** TASK INSTRUCTIONS **
Find how many lines of the listing include the string "cabin", and report only that figure.

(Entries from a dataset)
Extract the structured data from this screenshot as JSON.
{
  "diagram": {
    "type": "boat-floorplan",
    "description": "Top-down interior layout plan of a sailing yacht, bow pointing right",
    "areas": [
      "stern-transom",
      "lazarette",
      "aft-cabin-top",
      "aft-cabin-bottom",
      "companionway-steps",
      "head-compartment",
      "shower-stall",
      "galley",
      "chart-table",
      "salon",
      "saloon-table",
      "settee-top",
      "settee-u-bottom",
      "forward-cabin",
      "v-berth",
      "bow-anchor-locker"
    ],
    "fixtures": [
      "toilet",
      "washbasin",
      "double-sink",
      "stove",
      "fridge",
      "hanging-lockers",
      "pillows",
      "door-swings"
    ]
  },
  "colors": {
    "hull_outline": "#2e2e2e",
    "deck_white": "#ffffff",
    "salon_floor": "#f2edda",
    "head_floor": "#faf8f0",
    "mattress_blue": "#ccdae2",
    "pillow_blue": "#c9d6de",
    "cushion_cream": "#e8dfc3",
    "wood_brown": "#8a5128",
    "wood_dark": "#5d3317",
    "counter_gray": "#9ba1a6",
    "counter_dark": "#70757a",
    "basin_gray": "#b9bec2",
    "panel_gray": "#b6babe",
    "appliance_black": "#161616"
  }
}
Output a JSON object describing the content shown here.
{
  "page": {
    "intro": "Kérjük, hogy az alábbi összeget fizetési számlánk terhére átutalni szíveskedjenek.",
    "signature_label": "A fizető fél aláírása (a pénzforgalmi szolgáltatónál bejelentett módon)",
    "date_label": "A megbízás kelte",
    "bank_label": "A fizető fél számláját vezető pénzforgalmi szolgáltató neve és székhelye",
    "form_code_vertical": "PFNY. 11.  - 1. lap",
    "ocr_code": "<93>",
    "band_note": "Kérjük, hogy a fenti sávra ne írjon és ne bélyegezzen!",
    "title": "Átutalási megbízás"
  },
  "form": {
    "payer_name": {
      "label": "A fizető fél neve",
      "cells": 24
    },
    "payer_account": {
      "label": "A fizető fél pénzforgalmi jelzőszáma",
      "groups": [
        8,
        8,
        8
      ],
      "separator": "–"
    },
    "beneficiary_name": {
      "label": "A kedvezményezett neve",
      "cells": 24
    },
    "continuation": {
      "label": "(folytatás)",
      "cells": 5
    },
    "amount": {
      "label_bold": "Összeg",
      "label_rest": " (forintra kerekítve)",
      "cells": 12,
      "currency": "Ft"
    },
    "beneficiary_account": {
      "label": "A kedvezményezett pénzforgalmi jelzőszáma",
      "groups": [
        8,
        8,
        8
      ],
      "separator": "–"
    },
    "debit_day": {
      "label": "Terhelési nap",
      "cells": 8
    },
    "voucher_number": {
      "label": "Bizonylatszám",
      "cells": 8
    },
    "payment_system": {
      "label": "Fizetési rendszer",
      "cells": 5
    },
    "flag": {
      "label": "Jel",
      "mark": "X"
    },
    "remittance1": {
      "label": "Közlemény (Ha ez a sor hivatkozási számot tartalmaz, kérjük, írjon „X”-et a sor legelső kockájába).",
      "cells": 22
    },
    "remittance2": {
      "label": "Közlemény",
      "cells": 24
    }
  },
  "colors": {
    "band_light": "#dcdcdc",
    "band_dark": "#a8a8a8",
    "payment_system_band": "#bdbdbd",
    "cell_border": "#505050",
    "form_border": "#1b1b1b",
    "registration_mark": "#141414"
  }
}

** RESPONSE FOR THIS EXERCISE **
3